Problem >> Can you give all the records again without altering a single character?

Listing >>
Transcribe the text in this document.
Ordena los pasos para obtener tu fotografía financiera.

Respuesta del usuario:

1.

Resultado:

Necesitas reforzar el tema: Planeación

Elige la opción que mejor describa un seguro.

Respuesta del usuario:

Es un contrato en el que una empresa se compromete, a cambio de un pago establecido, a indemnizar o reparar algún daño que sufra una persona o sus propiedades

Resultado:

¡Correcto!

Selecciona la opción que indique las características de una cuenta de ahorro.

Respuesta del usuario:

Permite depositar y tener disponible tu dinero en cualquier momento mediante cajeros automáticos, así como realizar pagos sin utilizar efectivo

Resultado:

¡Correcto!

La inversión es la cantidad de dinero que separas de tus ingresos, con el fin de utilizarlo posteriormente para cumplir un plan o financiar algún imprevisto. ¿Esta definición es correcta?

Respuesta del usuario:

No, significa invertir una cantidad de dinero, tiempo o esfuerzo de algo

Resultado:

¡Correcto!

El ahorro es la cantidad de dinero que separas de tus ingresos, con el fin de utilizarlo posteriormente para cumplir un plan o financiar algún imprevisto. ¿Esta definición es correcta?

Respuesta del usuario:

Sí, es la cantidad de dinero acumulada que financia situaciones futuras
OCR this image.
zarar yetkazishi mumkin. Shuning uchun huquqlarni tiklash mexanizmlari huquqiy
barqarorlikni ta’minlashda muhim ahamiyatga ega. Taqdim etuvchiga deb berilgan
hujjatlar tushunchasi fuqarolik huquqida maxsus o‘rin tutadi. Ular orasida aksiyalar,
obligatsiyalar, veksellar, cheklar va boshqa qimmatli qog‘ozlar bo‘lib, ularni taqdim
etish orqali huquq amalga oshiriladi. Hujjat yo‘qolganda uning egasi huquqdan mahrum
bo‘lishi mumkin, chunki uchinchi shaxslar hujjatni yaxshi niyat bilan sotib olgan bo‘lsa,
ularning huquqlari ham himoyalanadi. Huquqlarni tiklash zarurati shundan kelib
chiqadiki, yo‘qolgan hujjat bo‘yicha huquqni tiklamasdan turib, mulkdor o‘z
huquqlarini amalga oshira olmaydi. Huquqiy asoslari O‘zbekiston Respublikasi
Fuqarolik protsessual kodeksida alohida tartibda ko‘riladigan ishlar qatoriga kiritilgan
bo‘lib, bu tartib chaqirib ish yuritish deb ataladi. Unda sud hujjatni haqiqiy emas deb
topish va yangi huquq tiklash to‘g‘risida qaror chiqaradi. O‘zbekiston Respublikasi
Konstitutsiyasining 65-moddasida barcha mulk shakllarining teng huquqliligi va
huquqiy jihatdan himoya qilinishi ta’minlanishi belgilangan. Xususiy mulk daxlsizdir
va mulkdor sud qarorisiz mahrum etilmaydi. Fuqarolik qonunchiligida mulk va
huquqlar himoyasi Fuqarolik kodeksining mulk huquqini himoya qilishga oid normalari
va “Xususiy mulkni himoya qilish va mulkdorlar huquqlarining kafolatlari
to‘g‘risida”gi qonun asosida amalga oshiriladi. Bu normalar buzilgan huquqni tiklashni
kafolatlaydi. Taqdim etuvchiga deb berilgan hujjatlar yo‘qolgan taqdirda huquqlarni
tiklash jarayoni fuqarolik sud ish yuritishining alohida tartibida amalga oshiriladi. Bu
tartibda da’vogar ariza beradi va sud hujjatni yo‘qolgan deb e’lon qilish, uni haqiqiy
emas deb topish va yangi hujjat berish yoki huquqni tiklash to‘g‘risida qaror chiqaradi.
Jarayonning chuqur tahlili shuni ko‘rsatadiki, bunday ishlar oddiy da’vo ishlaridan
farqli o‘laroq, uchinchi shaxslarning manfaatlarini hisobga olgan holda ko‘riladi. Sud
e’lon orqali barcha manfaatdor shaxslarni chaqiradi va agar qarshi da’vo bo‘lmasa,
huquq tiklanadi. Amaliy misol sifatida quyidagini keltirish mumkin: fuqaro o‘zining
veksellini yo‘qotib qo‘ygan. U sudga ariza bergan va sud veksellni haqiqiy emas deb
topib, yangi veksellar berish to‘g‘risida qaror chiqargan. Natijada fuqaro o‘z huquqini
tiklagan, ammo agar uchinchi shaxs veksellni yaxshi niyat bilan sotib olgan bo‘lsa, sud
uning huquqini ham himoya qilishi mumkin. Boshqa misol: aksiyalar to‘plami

Expected answer >>
Transcribe the text in this document.
Ordena los pasos para obtener tu fotografía financiera.

Respuesta del usuario:

1.

Resultado:

Necesitas reforzar el tema: Planeación

Elige la opción que mejor describa un seguro.

Respuesta del usuario:

Es un contrato en el que una empresa se compromete, a cambio de un pago establecido, a indemnizar o reparar algún daño que sufra una persona o sus propiedades

Resultado:

¡Correcto!

Selecciona la opción que indique las características de una cuenta de ahorro.

Respuesta del usuario:

Permite depositar y tener disponible tu dinero en cualquier momento mediante cajeros automáticos, así como realizar pagos sin utilizar efectivo

Resultado:

¡Correcto!

La inversión es la cantidad de dinero que separas de tus ingresos, con el fin de utilizarlo posteriormente para cumplir un plan o financiar algún imprevisto. ¿Esta definición es correcta?

Respuesta del usuario:

No, significa invertir una cantidad de dinero, tiempo o esfuerzo de algo

Resultado:

¡Correcto!

El ahorro es la cantidad de dinero que separas de tus ingresos, con el fin de utilizarlo posteriormente para cumplir un plan o financiar algún imprevisto. ¿Esta definición es correcta?

Respuesta del usuario:

Sí, es la cantidad de dinero acumulada que financia situaciones futuras
OCR this image.
zarar yetkazishi mumkin. Shuning uchun huquqlarni tiklash mexanizmlari huquqiy
barqarorlikni ta’minlashda muhim ahamiyatga ega. Taqdim etuvchiga deb berilgan
hujjatlar tushunchasi fuqarolik huquqida maxsus o‘rin tutadi. Ular orasida aksiyalar,
obligatsiyalar, veksellar, cheklar va boshqa qimmatli qog‘ozlar bo‘lib, ularni taqdim
etish orqali huquq amalga oshiriladi. Hujjat yo‘qolganda uning egasi huquqdan mahrum
bo‘lishi mumkin, chunki uchinchi shaxslar hujjatni yaxshi niyat bilan sotib olgan bo‘lsa,
ularning huquqlari ham himoyalanadi. Huquqlarni tiklash zarurati shundan kelib
chiqadiki, yo‘qolgan hujjat bo‘yicha huquqni tiklamasdan turib, mulkdor o‘z
huquqlarini amalga oshira olmaydi. Huquqiy asoslari O‘zbekiston Respublikasi
Fuqarolik protsessual kodeksida alohida tartibda ko‘riladigan ishlar qatoriga kiritilgan
bo‘lib, bu tartib chaqirib ish yuritish deb ataladi. Unda sud hujjatni haqiqiy emas deb
topish va yangi huquq tiklash to‘g‘risida qaror chiqaradi. O‘zbekiston Respublikasi
Konstitutsiyasining 65-moddasida barcha mulk shakllarining teng huquqliligi va
huquqiy jihatdan himoya qilinishi ta’minlanishi belgilangan. Xususiy mulk daxlsizdir
va mulkdor sud qarorisiz mahrum etilmaydi. Fuqarolik qonunchiligida mulk va
huquqlar himoyasi Fuqarolik kodeksining mulk huquqini himoya qilishga oid normalari
va “Xususiy mulkni himoya qilish va mulkdorlar huquqlarining kafolatlari
to‘g‘risida”gi qonun asosida amalga oshiriladi. Bu normalar buzilgan huquqni tiklashni
kafolatlaydi. Taqdim etuvchiga deb berilgan hujjatlar yo‘qolgan taqdirda huquqlarni
tiklash jarayoni fuqarolik sud ish yuritishining alohida tartibida amalga oshiriladi. Bu
tartibda da’vogar ariza beradi va sud hujjatni yo‘qolgan deb e’lon qilish, uni haqiqiy
emas deb topish va yangi hujjat berish yoki huquqni tiklash to‘g‘risida qaror chiqaradi.
Jarayonning chuqur tahlili shuni ko‘rsatadiki, bunday ishlar oddiy da’vo ishlaridan
farqli o‘laroq, uchinchi shaxslarning manfaatlarini hisobga olgan holda ko‘riladi. Sud
e’lon orqali barcha manfaatdor shaxslarni chaqiradi va agar qarshi da’vo bo‘lmasa,
huquq tiklanadi. Amaliy misol sifatida quyidagini keltirish mumkin: fuqaro o‘zining
veksellini yo‘qotib qo‘ygan. U sudga ariza bergan va sud veksellni haqiqiy emas deb
topib, yangi veksellar berish to‘g‘risida qaror chiqargan. Natijada fuqaro o‘z huquqini
tiklagan, ammo agar uchinchi shaxs veksellni yaxshi niyat bilan sotib olgan bo‘lsa, sud
uning huquqini ham himoya qilishi mumkin. Boshqa misol: aksiyalar to‘plami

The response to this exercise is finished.